• _Work to complete_:
Each line containing the word "Station" should be found and copied.

** START OF Given entries **

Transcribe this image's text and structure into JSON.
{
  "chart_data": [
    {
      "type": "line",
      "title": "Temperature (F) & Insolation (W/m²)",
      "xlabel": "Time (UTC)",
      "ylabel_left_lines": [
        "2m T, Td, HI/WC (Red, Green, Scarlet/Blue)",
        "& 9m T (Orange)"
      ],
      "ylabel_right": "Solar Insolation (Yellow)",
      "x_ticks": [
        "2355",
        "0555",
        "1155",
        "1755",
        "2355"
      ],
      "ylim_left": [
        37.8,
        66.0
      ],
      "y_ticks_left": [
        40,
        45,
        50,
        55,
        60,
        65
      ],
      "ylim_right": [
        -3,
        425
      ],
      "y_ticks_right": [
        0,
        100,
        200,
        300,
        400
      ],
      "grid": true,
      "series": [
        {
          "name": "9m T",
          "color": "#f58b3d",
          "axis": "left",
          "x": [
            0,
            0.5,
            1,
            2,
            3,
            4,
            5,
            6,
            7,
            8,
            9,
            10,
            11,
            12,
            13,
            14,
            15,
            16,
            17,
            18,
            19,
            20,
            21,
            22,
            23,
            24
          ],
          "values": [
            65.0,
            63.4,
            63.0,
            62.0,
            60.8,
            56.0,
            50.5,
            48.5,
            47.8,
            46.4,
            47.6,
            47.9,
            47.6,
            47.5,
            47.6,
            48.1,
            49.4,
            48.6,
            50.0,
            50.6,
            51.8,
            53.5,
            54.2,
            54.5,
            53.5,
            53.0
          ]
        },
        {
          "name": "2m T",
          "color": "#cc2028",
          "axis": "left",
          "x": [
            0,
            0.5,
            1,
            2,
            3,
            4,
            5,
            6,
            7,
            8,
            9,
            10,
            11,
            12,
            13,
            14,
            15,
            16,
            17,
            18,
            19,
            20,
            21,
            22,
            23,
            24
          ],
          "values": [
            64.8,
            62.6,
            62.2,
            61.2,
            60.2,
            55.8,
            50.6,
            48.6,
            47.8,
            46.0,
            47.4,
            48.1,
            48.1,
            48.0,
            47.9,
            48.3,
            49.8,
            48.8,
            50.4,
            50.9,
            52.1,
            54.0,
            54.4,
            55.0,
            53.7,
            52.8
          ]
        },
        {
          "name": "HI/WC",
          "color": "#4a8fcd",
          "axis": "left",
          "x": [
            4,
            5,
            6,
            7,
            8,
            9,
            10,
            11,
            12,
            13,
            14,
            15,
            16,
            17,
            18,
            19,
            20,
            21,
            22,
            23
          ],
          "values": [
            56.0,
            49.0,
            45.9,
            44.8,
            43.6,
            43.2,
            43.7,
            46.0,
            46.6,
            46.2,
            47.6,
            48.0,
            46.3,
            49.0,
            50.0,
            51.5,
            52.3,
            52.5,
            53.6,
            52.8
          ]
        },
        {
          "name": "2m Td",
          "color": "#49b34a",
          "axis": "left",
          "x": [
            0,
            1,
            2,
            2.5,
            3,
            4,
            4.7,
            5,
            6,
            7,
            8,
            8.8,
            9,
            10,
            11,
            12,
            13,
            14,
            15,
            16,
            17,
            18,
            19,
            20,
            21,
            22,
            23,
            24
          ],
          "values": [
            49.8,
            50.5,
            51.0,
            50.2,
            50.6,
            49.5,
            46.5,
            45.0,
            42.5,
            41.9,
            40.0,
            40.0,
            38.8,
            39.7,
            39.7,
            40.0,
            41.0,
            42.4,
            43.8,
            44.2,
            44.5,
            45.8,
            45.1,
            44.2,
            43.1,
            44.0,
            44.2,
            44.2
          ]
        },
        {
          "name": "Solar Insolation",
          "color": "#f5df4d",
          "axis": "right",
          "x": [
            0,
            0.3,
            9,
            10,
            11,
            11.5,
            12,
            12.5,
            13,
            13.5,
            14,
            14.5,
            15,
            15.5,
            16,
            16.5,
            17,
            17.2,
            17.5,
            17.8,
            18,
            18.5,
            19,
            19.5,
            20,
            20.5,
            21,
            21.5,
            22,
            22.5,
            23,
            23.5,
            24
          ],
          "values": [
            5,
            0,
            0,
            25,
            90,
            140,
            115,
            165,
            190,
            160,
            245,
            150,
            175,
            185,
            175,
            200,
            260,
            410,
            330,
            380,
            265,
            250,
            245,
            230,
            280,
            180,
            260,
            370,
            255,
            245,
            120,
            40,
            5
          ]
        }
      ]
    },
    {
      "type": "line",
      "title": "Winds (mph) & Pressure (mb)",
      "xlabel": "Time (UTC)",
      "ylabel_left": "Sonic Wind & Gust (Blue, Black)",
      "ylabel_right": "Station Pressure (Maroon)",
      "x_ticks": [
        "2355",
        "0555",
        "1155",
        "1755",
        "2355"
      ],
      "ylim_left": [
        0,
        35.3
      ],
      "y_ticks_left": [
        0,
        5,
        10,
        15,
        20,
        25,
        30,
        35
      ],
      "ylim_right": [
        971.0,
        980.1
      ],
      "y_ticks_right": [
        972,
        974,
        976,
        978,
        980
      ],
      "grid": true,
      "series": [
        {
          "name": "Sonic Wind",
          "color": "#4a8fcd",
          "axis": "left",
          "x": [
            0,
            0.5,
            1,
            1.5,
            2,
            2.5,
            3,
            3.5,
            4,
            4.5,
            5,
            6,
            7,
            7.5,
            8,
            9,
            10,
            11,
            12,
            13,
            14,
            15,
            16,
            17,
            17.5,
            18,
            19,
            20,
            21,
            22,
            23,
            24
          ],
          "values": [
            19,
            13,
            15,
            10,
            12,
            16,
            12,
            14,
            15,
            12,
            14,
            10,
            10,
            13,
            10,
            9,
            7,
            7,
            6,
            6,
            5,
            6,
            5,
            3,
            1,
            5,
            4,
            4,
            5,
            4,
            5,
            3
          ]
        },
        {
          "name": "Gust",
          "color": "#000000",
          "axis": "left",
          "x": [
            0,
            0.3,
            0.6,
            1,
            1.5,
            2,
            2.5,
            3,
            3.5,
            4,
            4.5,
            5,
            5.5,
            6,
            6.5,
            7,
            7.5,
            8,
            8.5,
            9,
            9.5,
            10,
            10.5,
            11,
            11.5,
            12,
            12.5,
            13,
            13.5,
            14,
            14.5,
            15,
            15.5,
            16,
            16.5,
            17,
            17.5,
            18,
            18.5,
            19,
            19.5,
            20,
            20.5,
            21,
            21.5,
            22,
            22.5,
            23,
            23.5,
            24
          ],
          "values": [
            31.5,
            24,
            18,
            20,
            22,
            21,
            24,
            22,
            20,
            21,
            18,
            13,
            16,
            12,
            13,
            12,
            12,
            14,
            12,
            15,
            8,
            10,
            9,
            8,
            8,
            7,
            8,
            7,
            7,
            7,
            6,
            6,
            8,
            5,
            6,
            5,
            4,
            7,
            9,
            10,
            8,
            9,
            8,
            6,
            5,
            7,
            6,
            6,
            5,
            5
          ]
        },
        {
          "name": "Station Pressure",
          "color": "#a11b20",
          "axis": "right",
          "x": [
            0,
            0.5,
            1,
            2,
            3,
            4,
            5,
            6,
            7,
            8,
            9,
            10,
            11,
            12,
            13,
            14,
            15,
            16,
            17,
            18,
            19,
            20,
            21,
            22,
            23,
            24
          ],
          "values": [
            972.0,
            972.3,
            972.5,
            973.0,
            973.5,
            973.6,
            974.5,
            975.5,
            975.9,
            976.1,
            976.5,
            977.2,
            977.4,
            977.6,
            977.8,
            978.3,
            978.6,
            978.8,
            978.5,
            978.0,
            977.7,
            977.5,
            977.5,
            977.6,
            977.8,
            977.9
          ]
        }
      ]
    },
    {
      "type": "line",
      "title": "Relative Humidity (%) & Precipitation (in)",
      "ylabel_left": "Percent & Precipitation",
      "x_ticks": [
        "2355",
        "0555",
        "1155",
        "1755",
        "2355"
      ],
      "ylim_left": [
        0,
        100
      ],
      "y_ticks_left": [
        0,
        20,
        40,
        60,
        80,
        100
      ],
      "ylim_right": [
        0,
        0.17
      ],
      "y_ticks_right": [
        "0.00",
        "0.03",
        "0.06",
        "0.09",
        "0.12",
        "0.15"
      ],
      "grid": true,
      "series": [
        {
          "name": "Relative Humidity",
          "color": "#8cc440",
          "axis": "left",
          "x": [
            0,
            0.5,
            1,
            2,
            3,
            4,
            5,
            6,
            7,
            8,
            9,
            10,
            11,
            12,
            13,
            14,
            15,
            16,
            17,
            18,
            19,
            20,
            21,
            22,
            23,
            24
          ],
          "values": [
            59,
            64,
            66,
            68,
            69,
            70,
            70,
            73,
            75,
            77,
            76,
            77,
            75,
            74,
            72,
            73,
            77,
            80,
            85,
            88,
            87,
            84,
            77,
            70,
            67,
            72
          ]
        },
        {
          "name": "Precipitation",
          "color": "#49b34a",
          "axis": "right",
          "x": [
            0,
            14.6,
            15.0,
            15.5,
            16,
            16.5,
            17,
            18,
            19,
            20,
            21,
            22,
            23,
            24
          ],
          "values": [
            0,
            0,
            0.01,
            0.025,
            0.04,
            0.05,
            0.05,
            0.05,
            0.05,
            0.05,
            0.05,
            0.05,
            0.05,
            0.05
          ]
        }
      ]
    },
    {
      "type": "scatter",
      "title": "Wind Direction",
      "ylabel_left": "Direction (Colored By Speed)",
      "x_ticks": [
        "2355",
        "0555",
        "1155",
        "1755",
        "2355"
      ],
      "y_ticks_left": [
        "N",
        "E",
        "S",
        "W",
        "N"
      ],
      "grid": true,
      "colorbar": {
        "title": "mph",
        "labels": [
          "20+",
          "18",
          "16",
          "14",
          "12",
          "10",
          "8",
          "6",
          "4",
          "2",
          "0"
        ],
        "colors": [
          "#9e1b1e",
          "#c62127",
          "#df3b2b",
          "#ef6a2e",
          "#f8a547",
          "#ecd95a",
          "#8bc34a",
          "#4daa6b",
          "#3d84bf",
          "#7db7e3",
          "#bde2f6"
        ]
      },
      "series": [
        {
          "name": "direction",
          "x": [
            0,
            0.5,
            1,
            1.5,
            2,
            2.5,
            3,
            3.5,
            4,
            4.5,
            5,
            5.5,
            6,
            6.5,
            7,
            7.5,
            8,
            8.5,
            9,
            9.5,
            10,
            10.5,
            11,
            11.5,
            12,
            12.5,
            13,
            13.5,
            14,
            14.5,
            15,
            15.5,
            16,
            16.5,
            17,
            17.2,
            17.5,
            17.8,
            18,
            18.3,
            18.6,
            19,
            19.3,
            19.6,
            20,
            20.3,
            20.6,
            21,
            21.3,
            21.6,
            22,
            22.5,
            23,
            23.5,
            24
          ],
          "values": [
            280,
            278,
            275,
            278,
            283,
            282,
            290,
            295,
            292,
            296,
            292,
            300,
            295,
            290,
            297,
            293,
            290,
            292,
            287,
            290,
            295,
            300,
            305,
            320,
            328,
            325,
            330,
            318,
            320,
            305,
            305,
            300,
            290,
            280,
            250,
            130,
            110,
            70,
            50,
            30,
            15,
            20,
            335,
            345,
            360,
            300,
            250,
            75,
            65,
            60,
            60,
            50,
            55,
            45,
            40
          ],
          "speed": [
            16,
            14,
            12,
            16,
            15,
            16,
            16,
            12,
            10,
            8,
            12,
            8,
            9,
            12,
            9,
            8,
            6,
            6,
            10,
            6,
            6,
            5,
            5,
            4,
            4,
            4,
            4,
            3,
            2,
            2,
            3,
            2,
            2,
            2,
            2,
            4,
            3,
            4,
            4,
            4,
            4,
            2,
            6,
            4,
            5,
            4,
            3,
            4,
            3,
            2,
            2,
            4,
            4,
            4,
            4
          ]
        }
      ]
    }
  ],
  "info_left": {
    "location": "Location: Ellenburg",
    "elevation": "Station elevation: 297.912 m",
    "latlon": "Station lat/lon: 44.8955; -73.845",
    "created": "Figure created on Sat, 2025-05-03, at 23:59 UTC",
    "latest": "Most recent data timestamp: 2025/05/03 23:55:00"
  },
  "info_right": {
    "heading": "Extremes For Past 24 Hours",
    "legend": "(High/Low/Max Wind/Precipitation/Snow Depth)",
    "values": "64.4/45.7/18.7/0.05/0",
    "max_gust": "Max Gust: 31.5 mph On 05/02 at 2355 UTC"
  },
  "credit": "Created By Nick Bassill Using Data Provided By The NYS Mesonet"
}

** END OF Given entries **

• _The response_:
      "ylabel_right": "Station Pressure (Maroon)",
          "name": "Station Pressure",
    "elevation": "Station elevation: 297.912 m",
    "latlon": "Station lat/lon: 44.8955; -73.845",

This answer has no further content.